_Short exercise_. Where a line in the listing contains the string "salary", copy that line out.

_Materials provided_.

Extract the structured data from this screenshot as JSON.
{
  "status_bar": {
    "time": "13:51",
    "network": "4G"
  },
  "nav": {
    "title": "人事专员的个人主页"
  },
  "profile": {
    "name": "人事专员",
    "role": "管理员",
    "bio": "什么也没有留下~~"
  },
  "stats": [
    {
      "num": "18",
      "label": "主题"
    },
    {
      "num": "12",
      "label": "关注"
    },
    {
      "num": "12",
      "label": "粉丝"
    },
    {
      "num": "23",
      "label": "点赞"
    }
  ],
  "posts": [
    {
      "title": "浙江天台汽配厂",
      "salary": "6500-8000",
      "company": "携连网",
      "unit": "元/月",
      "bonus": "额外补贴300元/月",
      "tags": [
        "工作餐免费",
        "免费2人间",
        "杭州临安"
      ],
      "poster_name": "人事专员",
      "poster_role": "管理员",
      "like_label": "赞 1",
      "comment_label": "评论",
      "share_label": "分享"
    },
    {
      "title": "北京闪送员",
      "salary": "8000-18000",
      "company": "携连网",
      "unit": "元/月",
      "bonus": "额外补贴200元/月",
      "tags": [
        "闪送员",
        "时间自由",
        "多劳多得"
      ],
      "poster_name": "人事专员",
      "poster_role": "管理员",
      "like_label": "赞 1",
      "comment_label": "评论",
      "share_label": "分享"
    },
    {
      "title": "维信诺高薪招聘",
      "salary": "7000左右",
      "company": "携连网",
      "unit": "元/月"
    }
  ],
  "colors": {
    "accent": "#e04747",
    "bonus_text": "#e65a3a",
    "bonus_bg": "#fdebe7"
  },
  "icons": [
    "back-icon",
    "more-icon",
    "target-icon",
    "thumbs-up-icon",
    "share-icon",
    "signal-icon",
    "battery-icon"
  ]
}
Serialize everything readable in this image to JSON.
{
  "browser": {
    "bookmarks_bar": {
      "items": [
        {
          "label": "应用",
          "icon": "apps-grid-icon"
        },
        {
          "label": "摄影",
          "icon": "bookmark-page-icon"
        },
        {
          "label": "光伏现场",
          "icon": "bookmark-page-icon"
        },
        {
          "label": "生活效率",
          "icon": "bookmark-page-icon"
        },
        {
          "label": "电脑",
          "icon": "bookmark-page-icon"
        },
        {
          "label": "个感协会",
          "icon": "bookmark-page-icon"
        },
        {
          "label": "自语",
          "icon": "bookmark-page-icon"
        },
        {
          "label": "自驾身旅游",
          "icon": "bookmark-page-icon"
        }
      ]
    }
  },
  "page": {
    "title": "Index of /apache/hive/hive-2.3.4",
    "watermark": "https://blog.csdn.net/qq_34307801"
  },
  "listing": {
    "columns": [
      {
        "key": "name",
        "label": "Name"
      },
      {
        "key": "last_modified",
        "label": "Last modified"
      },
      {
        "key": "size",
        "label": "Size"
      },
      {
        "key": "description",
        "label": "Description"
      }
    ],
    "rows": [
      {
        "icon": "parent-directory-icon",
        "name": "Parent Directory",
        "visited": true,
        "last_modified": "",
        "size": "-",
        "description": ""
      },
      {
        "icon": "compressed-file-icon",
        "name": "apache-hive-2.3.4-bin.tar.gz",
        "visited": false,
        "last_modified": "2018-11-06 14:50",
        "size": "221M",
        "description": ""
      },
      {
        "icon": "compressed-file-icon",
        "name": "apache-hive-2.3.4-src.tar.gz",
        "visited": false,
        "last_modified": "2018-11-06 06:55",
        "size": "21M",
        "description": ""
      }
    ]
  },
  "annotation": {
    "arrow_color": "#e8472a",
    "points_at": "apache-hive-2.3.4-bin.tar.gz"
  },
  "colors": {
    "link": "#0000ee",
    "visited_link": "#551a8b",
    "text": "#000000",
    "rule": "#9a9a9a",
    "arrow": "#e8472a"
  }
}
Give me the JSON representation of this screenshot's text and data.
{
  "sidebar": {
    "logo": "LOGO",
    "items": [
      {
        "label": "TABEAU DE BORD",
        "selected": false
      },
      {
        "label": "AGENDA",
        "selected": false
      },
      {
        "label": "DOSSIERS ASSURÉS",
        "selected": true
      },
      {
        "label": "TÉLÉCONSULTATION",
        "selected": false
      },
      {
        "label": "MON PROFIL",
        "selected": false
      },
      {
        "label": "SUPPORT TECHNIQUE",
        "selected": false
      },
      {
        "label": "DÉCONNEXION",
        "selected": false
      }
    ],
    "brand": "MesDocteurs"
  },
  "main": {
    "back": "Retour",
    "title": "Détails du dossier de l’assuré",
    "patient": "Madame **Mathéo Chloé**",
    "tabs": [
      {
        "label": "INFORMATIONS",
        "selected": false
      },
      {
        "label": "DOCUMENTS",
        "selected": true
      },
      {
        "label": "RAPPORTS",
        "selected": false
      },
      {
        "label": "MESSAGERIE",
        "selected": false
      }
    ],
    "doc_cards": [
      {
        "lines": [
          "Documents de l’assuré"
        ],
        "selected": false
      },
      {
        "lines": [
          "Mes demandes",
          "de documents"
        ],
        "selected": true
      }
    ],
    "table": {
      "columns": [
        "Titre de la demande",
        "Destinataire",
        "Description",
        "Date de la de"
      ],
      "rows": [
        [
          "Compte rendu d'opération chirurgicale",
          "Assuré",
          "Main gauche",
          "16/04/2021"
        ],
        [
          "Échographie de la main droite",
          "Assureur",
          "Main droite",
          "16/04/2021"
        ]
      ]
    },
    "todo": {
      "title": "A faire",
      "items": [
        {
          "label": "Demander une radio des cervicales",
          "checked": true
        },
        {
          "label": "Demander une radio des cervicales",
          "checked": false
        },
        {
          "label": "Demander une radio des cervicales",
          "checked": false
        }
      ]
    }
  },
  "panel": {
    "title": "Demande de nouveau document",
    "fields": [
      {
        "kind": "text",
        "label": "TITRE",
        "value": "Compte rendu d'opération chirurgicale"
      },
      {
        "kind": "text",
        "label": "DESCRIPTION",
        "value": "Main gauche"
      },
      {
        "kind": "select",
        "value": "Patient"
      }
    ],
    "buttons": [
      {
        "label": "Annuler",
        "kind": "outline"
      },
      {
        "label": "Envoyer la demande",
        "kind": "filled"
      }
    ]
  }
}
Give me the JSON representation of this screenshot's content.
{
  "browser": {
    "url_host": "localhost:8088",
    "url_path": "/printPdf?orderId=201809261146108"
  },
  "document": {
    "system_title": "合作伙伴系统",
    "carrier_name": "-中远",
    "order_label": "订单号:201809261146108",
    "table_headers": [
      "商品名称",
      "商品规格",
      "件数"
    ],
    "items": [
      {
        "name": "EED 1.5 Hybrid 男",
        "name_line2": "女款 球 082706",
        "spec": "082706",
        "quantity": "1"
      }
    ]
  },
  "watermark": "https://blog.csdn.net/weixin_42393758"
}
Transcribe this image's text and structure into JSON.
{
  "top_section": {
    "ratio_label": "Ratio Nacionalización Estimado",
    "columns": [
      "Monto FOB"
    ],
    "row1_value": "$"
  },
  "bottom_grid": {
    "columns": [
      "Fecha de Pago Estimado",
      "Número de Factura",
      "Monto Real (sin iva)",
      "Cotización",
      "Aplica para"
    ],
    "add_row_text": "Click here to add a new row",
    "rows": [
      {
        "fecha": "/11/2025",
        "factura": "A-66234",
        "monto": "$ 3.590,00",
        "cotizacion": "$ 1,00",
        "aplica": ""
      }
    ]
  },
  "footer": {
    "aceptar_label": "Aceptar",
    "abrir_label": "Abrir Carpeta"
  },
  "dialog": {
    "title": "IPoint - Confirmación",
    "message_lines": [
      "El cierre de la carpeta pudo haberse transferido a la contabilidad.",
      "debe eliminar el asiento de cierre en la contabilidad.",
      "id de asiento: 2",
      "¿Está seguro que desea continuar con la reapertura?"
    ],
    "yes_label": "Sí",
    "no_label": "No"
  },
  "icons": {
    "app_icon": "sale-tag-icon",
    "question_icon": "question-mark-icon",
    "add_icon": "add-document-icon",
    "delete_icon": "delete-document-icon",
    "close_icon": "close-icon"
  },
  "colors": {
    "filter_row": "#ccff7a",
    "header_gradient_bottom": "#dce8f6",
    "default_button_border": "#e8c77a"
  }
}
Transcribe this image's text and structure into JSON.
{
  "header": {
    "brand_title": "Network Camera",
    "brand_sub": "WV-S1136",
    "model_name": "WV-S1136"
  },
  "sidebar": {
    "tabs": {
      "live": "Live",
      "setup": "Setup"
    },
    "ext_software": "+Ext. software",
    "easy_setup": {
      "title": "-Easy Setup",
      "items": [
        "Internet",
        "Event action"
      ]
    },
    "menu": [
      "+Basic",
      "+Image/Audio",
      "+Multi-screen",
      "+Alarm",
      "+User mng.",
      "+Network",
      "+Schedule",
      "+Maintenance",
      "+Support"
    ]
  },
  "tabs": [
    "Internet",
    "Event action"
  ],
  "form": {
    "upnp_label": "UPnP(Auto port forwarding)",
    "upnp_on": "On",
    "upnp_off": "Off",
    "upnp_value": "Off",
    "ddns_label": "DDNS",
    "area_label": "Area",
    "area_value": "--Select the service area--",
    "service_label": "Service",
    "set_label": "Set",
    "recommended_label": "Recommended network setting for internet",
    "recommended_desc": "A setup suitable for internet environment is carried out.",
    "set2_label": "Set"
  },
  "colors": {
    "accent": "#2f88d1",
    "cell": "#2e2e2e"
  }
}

_Solution below_.
      "salary": "6500-8000",
      "salary": "8000-18000",
      "salary": "7000左右",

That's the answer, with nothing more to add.